# GIVEN EXERCISE:
Can you output every line of the data below as a numbered list, skipping blank lines and leaving the pictures out?

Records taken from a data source

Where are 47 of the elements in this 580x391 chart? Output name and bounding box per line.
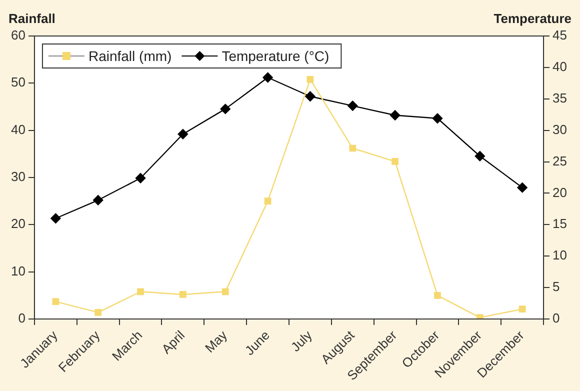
point <box>178 129 188 140</box>
y2-tick-label: 30 <box>552 122 568 137</box>
y-tick-label: 0 <box>18 310 26 326</box>
y2-tick-label: 35 <box>552 90 568 106</box>
y2-tick-label: 5 <box>552 279 560 294</box>
point <box>220 104 230 114</box>
point <box>306 76 314 83</box>
point <box>180 291 186 298</box>
x-tick-label: July <box>288 327 316 355</box>
y2-tick-label: 20 <box>552 184 568 200</box>
point <box>137 288 144 296</box>
y-tick-label: 60 <box>10 28 26 43</box>
y2-tick-label: 15 <box>552 216 568 232</box>
point <box>50 213 61 224</box>
y-tick-label: 30 <box>10 169 26 184</box>
y2-tick-label: 0 <box>552 310 560 326</box>
point <box>52 298 60 305</box>
point <box>222 288 229 296</box>
point <box>432 113 443 124</box>
point <box>392 158 398 165</box>
point <box>94 308 102 316</box>
y-axis-title: Rainfall <box>8 11 56 26</box>
point <box>92 195 104 206</box>
point <box>349 144 356 152</box>
y-tick-label: 50 <box>10 74 26 90</box>
point <box>305 91 316 102</box>
x-tick-label: May <box>202 327 230 356</box>
y-tick-label: 20 <box>10 216 26 232</box>
y-tick-label: 10 <box>10 263 26 278</box>
point <box>434 292 441 299</box>
y2-tick-label: 45 <box>552 28 568 43</box>
y2-tick-label: 40 <box>552 59 568 74</box>
legend-label: Rainfall (mm) <box>88 48 172 64</box>
point <box>518 306 526 313</box>
y2-tick-label: 10 <box>552 248 568 263</box>
point <box>474 151 486 162</box>
point <box>348 100 358 111</box>
legend-label: Temperature (°C) <box>222 48 330 64</box>
point <box>476 314 484 320</box>
y2-tick-label: 25 <box>552 153 568 168</box>
y2-axis-title: Temperature <box>494 11 572 26</box>
y-tick-label: 40 <box>10 122 26 137</box>
point <box>264 198 272 205</box>
point <box>517 182 528 193</box>
point <box>262 72 273 83</box>
point <box>135 173 146 184</box>
point <box>390 110 400 120</box>
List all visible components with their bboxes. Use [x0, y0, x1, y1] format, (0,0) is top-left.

# SOLUTION TO THIS EXERCISE:
1. Where are 47 of the elements in this 580x391 chart? Output name and bounding box per line.
2. point <box>178 129 188 140</box>
3. y2-tick-label: 30 <box>552 122 568 137</box>
4. y-tick-label: 0 <box>18 310 26 326</box>
5. y2-tick-label: 35 <box>552 90 568 106</box>
6. y2-tick-label: 5 <box>552 279 560 294</box>
7. point <box>220 104 230 114</box>
8. point <box>306 76 314 83</box>
9. point <box>180 291 186 298</box>
10. x-tick-label: July <box>288 327 316 355</box>
11. y2-tick-label: 20 <box>552 184 568 200</box>
12. point <box>137 288 144 296</box>
13. y-tick-label: 60 <box>10 28 26 43</box>
14. y2-tick-label: 15 <box>552 216 568 232</box>
15. point <box>50 213 61 224</box>
16. y-tick-label: 30 <box>10 169 26 184</box>
17. y2-tick-label: 0 <box>552 310 560 326</box>
18. point <box>52 298 60 305</box>
19. point <box>222 288 229 296</box>
20. point <box>432 113 443 124</box>
21. point <box>392 158 398 165</box>
22. point <box>94 308 102 316</box>
23. y-axis-title: Rainfall <box>8 11 56 26</box>
24. point <box>92 195 104 206</box>
25. point <box>349 144 356 152</box>
26. y-tick-label: 50 <box>10 74 26 90</box>
27. point <box>305 91 316 102</box>
28. x-tick-label: May <box>202 327 230 356</box>
29. y-tick-label: 20 <box>10 216 26 232</box>
30. y-tick-label: 10 <box>10 263 26 278</box>
31. point <box>434 292 441 299</box>
32. y2-tick-label: 45 <box>552 28 568 43</box>
33. y2-tick-label: 40 <box>552 59 568 74</box>
34. legend-label: Rainfall (mm) <box>88 48 172 64</box>
35. point <box>518 306 526 313</box>
36. y2-tick-label: 10 <box>552 248 568 263</box>
37. point <box>474 151 486 162</box>
38. point <box>348 100 358 111</box>
39. legend-label: Temperature (°C) <box>222 48 330 64</box>
40. point <box>476 314 484 320</box>
41. y2-tick-label: 25 <box>552 153 568 168</box>
42. y2-axis-title: Temperature <box>494 11 572 26</box>
43. y-tick-label: 40 <box>10 122 26 137</box>
44. point <box>264 198 272 205</box>
45. point <box>517 182 528 193</box>
46. point <box>262 72 273 83</box>
47. point <box>135 173 146 184</box>
48. point <box>390 110 400 120</box>
49. List all visible components with their bboxes. Use [x0, y0, x1, y1] format, (0,0) is top-left.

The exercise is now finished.